## Short problem
Repeat the items word for word, from the first line through the line that contains "bar bbox=[434, 420, 791, 434]".
* begin Exercise data *
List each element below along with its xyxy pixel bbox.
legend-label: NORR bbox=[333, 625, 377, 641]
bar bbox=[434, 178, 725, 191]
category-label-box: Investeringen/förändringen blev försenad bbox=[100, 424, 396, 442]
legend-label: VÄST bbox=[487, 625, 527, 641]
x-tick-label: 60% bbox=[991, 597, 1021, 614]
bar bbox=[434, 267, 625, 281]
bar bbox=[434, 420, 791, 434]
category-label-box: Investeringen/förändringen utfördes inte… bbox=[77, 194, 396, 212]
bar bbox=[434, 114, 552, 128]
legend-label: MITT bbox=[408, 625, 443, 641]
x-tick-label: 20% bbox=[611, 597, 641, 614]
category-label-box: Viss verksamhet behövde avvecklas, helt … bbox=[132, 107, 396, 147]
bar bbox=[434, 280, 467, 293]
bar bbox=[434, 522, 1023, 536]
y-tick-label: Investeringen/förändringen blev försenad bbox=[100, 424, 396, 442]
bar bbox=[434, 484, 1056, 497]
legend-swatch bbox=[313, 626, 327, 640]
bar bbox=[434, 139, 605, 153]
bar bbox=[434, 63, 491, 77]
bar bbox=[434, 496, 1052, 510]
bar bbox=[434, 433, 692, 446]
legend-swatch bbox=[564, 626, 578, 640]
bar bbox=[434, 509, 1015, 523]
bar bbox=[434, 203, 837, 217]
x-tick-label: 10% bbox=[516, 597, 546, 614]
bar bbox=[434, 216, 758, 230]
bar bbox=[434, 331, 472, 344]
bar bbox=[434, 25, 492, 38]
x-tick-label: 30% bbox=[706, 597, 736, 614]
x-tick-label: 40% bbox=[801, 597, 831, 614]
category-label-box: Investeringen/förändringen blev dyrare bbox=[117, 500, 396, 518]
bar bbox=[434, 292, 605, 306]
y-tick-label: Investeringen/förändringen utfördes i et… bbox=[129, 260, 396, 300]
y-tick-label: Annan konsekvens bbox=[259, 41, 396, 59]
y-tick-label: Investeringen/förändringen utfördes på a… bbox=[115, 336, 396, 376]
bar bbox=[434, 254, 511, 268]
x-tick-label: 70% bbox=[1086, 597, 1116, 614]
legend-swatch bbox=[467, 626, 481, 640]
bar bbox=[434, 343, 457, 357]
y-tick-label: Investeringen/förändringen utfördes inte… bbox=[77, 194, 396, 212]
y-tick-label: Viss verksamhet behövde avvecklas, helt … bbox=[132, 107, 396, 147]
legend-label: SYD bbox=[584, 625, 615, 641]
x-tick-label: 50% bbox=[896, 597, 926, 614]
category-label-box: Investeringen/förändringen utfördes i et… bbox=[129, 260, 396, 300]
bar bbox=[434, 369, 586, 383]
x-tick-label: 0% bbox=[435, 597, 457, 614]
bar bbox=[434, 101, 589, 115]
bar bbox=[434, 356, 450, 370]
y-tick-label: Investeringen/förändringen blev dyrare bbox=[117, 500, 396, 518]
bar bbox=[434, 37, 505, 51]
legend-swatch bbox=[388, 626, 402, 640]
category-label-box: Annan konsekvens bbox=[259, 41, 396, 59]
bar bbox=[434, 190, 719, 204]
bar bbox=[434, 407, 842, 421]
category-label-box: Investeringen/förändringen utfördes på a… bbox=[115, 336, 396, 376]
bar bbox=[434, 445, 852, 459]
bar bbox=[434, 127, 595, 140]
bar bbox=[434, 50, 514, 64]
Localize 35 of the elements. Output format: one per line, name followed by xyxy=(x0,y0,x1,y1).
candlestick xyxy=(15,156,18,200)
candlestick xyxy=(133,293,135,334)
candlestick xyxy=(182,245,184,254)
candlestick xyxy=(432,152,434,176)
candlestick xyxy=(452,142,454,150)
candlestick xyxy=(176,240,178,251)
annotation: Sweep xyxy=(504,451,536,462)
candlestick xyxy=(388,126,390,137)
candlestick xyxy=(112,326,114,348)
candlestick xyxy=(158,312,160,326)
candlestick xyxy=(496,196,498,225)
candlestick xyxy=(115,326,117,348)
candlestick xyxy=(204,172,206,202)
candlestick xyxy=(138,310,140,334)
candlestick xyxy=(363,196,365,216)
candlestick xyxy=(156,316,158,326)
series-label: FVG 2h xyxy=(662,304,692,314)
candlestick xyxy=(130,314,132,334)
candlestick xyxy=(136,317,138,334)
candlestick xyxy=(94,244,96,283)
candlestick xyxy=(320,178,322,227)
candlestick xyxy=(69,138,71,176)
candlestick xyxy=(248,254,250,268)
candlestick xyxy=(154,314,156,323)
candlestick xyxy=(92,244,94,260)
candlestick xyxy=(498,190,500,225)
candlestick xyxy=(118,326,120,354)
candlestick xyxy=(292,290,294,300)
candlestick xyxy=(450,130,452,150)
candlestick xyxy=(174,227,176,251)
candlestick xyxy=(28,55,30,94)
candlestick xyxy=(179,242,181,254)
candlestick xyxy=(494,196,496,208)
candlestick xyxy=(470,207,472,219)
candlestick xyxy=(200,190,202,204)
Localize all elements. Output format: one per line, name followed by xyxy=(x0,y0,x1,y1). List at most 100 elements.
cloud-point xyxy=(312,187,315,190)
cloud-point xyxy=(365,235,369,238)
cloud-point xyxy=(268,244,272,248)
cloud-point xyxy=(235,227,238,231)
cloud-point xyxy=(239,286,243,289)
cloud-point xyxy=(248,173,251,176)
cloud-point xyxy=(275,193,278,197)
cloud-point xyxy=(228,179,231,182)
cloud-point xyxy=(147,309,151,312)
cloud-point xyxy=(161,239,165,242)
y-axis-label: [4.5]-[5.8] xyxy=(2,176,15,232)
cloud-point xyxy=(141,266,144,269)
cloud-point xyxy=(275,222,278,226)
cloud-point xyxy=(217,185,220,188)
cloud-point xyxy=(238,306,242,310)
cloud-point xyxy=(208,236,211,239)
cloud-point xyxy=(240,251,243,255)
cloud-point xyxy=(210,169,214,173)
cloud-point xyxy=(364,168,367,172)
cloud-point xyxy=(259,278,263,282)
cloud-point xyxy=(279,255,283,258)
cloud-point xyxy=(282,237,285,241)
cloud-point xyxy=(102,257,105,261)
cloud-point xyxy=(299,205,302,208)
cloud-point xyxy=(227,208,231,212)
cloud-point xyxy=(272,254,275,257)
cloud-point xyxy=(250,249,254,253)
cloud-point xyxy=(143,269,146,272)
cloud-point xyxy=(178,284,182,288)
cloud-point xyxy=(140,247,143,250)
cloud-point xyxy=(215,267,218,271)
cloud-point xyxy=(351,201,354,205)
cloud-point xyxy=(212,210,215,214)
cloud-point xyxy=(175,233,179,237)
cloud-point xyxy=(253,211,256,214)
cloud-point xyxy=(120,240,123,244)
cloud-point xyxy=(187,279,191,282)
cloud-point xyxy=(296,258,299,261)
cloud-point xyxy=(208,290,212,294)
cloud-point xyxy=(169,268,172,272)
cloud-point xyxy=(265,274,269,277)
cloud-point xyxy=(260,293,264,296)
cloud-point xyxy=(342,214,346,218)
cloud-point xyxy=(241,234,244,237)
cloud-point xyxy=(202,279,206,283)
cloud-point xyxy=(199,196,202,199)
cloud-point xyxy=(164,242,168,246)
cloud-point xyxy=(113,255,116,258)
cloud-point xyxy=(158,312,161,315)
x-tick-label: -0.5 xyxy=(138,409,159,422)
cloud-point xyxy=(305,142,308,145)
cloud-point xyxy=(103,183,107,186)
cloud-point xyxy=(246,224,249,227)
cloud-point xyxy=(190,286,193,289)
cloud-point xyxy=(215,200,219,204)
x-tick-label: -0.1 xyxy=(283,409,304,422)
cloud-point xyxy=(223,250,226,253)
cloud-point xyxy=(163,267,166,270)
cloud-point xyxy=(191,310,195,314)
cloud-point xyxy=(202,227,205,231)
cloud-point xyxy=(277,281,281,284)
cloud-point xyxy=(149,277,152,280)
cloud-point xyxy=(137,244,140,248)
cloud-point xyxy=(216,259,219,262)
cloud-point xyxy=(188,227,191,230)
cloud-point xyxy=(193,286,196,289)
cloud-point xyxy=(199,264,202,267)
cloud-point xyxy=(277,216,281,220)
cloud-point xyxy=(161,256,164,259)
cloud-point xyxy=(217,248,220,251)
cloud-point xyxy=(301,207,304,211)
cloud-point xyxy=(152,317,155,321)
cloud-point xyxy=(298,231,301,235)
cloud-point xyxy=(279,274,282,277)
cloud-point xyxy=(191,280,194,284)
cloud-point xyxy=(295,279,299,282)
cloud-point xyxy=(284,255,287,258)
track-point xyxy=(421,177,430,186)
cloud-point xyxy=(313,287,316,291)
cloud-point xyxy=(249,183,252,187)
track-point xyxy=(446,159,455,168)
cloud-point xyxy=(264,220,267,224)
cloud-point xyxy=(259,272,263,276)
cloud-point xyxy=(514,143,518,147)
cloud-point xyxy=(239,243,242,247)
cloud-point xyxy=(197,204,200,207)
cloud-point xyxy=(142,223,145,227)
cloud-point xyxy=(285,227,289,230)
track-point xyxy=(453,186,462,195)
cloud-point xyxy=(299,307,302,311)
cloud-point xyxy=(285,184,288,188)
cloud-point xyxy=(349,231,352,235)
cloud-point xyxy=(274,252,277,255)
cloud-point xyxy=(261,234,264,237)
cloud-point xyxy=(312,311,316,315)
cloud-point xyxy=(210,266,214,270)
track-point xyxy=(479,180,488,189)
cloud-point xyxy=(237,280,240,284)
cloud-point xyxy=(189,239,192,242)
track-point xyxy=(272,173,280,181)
* end Exercise data *
## Worked answer
List each element below along with its xyxy pixel bbox.
legend-label: NORR bbox=[333, 625, 377, 641]
bar bbox=[434, 178, 725, 191]
category-label-box: Investeringen/förändringen blev försenad bbox=[100, 424, 396, 442]
legend-label: VÄST bbox=[487, 625, 527, 641]
x-tick-label: 60% bbox=[991, 597, 1021, 614]
bar bbox=[434, 267, 625, 281]
bar bbox=[434, 420, 791, 434]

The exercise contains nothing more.